Return all lines in the material below that contain "PEAK".

━━━━━━

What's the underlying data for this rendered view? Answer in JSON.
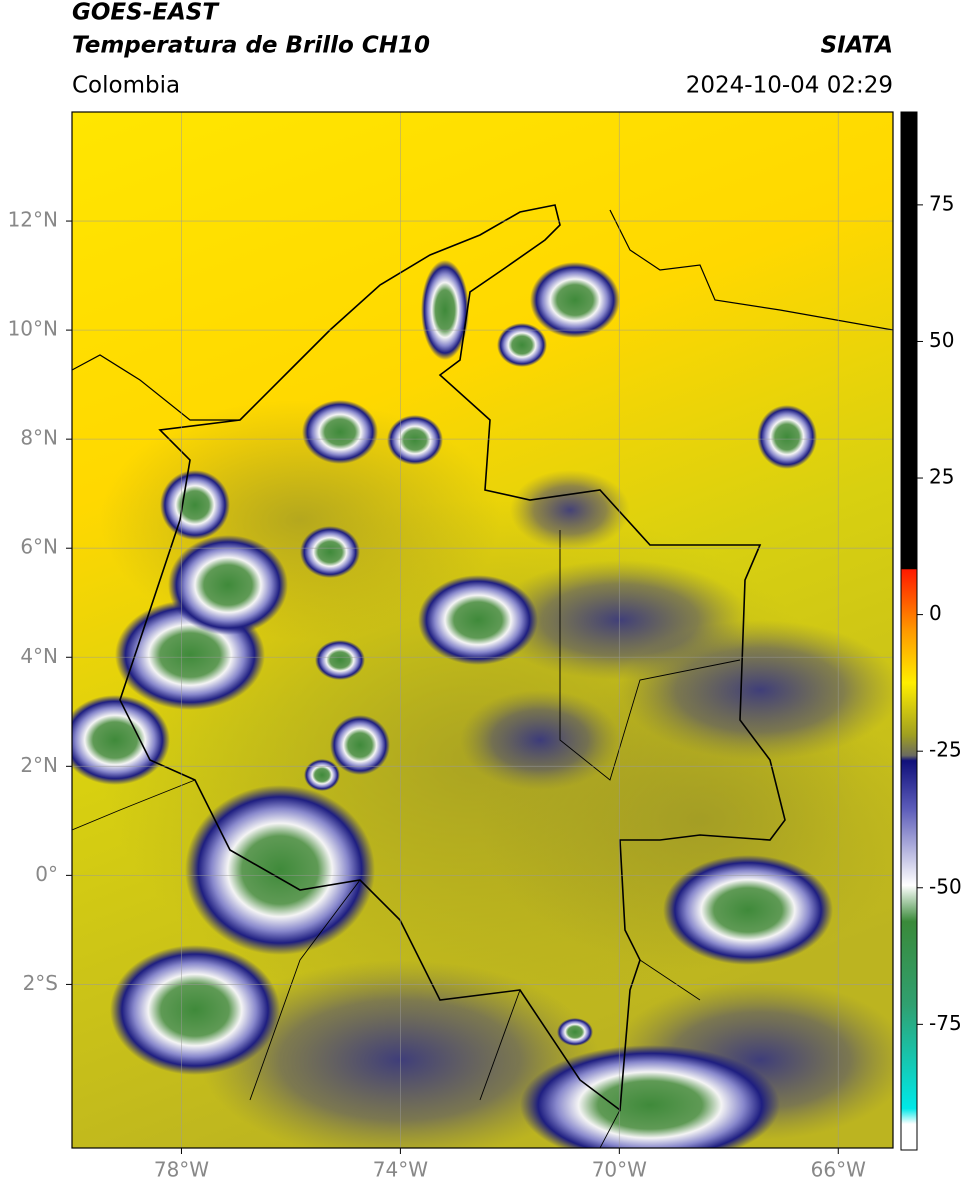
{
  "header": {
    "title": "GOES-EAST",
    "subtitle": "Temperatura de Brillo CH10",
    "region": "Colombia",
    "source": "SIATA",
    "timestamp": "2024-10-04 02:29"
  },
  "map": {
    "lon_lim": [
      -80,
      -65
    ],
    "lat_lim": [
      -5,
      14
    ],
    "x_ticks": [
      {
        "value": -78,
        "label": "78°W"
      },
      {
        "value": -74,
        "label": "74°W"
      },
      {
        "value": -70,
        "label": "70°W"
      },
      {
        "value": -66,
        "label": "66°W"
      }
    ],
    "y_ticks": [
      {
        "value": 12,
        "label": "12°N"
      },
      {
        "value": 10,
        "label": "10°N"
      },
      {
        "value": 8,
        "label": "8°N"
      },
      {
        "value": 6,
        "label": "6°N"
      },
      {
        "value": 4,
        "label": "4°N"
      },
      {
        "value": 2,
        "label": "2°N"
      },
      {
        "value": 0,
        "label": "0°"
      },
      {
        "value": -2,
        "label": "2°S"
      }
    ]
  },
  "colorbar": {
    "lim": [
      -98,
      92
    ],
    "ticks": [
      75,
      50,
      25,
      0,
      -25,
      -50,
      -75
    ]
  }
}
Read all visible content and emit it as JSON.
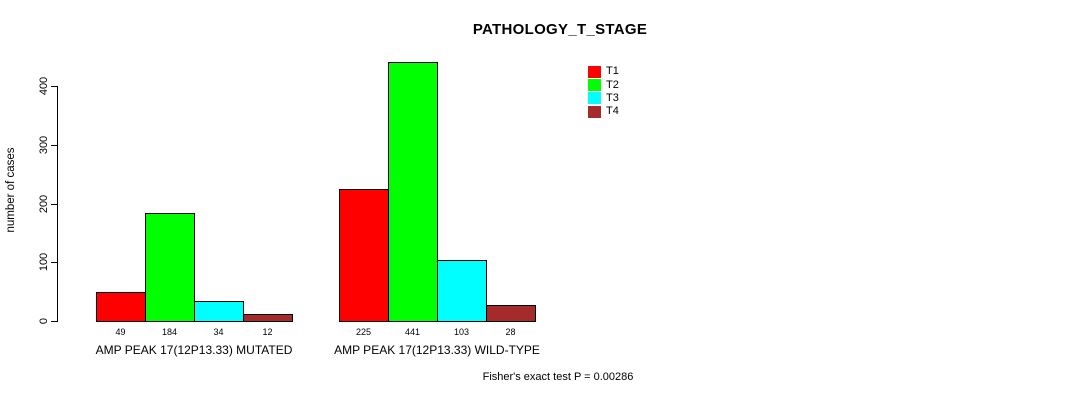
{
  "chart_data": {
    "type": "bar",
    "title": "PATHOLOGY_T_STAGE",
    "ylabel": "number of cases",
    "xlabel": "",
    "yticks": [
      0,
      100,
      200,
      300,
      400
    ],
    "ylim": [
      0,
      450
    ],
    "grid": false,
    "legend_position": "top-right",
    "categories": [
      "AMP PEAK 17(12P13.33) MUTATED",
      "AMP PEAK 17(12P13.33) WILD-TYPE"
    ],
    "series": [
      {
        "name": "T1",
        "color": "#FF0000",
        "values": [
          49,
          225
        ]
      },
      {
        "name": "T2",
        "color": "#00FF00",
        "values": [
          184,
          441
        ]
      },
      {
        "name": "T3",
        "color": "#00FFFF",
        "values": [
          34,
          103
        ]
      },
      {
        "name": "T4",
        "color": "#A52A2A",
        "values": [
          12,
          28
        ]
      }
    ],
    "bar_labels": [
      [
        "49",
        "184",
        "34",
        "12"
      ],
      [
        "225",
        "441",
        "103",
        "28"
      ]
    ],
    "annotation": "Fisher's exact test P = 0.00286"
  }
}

━━━━━━

== RESPONSE ==
      "AMP PEAK 17(12P13.33) MUTATED",
      "AMP PEAK 17(12P13.33) WILD-TYPE"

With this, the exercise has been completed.